From the listing below, copy every line with the word "resulted".

##### Information supplied

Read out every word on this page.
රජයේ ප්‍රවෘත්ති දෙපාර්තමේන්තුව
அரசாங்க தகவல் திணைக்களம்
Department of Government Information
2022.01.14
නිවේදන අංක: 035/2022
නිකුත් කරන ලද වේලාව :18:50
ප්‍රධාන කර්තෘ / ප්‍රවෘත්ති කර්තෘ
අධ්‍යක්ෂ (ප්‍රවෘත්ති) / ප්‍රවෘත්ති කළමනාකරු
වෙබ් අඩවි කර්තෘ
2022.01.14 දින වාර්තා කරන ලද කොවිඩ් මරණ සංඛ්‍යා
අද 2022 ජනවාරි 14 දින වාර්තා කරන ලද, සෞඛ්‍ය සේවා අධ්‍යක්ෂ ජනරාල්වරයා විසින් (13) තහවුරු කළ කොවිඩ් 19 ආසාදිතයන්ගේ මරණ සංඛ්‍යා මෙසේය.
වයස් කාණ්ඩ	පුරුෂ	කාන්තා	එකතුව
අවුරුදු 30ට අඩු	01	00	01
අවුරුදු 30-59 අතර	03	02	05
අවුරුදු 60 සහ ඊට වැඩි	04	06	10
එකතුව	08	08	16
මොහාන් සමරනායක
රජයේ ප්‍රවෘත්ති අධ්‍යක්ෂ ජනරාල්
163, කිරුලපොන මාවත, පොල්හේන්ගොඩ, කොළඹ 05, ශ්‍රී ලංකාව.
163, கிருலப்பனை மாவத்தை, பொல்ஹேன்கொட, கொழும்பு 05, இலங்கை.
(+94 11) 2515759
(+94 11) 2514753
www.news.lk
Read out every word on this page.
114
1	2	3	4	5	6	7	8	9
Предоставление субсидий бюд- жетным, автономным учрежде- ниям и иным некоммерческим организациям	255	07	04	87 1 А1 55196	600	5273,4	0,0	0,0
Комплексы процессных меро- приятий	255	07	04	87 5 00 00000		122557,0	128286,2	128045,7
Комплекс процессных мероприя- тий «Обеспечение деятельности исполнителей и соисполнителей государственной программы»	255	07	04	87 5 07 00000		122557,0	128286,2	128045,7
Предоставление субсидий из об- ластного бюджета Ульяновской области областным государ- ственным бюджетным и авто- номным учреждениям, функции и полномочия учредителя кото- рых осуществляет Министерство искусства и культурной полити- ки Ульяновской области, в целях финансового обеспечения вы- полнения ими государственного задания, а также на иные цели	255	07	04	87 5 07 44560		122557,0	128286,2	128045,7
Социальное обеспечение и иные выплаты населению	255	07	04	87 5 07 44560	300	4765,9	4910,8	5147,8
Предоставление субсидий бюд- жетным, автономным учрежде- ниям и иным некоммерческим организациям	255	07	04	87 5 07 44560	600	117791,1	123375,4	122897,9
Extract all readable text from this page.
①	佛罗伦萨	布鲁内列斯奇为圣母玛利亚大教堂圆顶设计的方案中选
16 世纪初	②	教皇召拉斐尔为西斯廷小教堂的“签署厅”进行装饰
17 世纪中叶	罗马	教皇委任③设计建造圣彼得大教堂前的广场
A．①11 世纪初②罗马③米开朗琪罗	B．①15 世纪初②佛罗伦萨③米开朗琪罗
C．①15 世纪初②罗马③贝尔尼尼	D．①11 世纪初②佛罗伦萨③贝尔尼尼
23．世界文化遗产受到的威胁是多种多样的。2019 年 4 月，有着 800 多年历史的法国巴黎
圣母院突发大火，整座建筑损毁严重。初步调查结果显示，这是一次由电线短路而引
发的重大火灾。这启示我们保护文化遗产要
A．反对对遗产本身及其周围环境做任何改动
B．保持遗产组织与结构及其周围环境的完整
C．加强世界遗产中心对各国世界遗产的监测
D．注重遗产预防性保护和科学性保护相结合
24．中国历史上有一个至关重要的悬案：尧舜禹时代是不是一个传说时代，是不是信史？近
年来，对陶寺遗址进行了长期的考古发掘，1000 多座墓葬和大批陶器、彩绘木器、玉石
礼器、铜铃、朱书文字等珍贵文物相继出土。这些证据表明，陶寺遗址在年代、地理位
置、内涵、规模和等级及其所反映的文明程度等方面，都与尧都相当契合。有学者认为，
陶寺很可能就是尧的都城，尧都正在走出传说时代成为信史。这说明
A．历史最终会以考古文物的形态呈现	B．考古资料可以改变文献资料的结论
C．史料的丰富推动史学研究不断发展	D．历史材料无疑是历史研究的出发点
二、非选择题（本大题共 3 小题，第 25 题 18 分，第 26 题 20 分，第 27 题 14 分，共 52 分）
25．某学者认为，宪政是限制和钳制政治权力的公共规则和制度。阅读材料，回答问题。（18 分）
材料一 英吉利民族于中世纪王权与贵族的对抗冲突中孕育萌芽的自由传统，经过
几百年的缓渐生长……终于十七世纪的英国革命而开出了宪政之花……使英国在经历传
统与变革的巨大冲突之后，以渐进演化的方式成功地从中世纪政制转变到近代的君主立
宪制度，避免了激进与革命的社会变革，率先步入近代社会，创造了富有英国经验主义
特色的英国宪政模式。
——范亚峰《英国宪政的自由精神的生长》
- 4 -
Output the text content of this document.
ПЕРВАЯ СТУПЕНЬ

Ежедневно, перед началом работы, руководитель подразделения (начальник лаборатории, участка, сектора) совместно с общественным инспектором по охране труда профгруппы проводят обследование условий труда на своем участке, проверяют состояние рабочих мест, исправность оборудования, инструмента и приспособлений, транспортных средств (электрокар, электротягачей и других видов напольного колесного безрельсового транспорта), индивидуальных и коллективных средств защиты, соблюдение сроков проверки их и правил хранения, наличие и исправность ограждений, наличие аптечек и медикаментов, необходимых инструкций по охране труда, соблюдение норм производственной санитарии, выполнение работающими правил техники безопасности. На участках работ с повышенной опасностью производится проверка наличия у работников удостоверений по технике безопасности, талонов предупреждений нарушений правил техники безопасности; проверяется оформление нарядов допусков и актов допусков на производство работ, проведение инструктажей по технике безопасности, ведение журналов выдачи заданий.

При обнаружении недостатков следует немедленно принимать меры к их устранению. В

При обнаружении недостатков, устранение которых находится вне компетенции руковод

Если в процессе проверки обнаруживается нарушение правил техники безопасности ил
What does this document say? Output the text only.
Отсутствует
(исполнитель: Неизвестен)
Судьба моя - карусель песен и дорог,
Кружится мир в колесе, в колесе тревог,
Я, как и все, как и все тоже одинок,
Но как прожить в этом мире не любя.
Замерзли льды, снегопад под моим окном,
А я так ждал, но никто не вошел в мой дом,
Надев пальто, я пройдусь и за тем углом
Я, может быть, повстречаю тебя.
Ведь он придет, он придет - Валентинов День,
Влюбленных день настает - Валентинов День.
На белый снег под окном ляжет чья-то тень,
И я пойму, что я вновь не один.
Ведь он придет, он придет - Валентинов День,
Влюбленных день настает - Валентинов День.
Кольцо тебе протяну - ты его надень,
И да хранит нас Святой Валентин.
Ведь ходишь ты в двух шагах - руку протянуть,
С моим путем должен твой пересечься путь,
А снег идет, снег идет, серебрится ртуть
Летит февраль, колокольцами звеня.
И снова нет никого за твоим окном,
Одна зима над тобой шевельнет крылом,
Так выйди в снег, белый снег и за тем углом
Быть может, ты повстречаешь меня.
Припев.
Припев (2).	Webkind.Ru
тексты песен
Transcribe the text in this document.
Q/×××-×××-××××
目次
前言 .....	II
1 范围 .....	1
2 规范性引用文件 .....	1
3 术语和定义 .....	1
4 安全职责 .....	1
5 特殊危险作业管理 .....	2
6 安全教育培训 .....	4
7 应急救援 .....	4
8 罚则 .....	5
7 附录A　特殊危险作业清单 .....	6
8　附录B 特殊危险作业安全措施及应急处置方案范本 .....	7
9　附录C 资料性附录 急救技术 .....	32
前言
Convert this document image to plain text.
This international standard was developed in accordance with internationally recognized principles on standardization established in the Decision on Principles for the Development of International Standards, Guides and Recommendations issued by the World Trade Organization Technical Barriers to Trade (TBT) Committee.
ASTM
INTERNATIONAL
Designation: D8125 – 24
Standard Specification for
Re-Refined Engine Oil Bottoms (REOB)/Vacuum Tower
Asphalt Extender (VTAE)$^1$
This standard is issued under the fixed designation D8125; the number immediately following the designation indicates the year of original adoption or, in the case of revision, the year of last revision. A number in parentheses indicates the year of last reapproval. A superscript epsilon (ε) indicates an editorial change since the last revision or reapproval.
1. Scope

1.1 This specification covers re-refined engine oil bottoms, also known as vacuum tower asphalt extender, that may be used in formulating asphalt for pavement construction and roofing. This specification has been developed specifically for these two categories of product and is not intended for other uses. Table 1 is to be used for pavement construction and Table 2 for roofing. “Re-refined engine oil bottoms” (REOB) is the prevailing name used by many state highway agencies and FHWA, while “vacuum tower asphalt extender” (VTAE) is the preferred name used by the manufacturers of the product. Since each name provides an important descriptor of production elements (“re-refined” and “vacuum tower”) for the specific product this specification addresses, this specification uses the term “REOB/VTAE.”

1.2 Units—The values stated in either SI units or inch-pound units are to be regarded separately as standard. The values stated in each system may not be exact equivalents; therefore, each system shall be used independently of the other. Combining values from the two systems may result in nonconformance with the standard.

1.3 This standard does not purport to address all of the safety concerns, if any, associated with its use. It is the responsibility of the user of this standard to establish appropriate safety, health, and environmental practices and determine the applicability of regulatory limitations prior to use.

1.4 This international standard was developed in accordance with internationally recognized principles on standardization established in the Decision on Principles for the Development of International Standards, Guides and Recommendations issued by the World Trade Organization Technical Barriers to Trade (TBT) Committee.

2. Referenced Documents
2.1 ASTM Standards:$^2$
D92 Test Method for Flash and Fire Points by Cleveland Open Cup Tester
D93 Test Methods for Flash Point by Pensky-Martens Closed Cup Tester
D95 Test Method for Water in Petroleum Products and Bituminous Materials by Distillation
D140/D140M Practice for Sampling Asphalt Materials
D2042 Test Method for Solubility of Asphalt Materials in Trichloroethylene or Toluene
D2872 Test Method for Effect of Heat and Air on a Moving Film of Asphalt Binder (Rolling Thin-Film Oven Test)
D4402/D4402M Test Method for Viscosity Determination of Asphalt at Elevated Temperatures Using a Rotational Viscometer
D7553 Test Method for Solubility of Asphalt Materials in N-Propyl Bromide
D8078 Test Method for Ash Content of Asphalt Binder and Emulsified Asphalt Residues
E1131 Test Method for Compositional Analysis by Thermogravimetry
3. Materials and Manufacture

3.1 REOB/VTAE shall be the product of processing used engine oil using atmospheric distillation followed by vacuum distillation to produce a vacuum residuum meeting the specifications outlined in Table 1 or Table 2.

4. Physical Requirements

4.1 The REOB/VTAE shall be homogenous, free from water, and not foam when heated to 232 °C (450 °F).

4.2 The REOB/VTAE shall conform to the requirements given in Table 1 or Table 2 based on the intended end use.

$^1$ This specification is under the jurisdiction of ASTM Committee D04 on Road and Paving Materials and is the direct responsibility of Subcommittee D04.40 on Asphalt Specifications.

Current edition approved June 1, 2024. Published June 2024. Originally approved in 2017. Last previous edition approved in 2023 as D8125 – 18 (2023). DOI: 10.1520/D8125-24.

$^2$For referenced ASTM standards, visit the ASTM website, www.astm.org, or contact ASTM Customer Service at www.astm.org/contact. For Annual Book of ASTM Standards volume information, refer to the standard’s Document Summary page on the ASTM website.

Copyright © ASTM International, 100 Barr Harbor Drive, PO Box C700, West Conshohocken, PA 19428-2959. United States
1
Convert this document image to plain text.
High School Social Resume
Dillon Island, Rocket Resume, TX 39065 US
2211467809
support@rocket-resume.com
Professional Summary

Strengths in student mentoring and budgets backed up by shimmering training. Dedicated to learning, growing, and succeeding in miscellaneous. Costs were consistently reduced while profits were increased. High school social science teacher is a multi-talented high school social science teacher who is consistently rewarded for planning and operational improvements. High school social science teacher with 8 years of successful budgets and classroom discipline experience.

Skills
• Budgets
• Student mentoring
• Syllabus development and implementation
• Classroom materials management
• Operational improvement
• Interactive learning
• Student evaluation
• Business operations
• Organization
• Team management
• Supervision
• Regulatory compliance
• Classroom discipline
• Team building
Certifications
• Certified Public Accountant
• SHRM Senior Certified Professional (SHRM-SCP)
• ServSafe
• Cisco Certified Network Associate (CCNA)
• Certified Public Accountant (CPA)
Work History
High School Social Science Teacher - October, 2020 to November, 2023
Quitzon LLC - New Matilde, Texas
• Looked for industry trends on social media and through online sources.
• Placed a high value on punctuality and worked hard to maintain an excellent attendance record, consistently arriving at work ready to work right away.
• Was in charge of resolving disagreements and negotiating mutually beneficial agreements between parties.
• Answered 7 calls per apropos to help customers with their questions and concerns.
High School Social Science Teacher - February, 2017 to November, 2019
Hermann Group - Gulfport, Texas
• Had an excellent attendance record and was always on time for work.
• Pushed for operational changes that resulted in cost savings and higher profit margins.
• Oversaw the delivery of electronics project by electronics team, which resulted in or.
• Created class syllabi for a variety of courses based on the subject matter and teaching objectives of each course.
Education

##########

**Result for this task:**
• Pushed for operational changes that resulted in cost savings and higher profit margins.
• Oversaw the delivery of electronics project by electronics team, which resulted in or.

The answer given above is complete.